# Dataset excerpts start
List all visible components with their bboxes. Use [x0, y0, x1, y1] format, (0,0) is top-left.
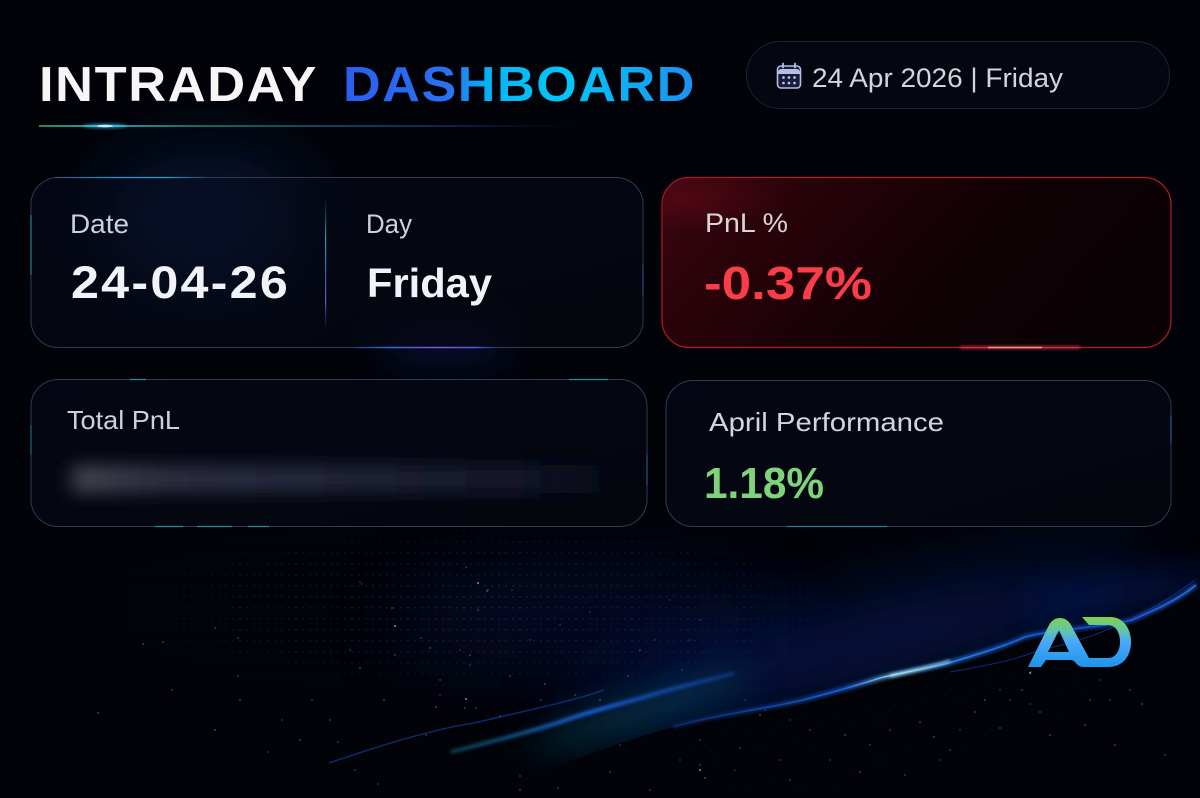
panel: date and day [31, 178, 643, 348]
panel: PnL percent [662, 178, 1171, 348]
icon: calendar [778, 64, 800, 88]
April value: 1.18% [704, 459, 824, 508]
title underline with flare [39, 124, 580, 128]
day value: Friday [367, 260, 492, 306]
date value: 24-04-26 [71, 257, 290, 308]
April label: April Performance [709, 407, 944, 437]
background glows and light streaks [105, 155, 1200, 763]
day label: Day [366, 209, 412, 239]
title: DASHBOARD [343, 58, 696, 112]
date pill [746, 42, 1170, 108]
blurred amount [72, 465, 604, 493]
date label: Date [70, 209, 129, 239]
title: INTRADAY [39, 58, 318, 112]
panel: total PnL [31, 380, 647, 526]
PnL value: -0.37% [704, 257, 872, 309]
PnL label: PnL % [705, 208, 788, 238]
total PnL label: Total PnL [67, 405, 180, 435]
divider [325, 200, 326, 327]
panel: April performance [666, 380, 1171, 526]
date text: 24 Apr 2026 | Friday [812, 63, 1064, 93]
icon: AD logo [1028, 617, 1131, 667]
particle field [98, 567, 1165, 790]
title [39, 58, 696, 112]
# Dataset excerpts end
> _Stated task_: Echo the listing above line for line, exactly as it appears, but omit the picture.

> _Expected answer_:
List all visible components with their bboxes. Use [x0, y0, x1, y1] format, (0,0) is top-left.
panel: date and day [31, 178, 643, 348]
panel: PnL percent [662, 178, 1171, 348]
icon: calendar [778, 64, 800, 88]
April value: 1.18% [704, 459, 824, 508]
title underline with flare [39, 124, 580, 128]
day value: Friday [367, 260, 492, 306]
date value: 24-04-26 [71, 257, 290, 308]
April label: April Performance [709, 407, 944, 437]
background glows and light streaks [105, 155, 1200, 763]
day label: Day [366, 209, 412, 239]
title: DASHBOARD [343, 58, 696, 112]
date pill [746, 42, 1170, 108]
blurred amount [72, 465, 604, 493]
date label: Date [70, 209, 129, 239]
title: INTRADAY [39, 58, 318, 112]
panel: total PnL [31, 380, 647, 526]
PnL value: -0.37% [704, 257, 872, 309]
PnL label: PnL % [705, 208, 788, 238]
total PnL label: Total PnL [67, 405, 180, 435]
divider [325, 200, 326, 327]
panel: April performance [666, 380, 1171, 526]
date text: 24 Apr 2026 | Friday [812, 63, 1064, 93]
icon: AD logo [1028, 617, 1131, 667]
particle field [98, 567, 1165, 790]
title [39, 58, 696, 112]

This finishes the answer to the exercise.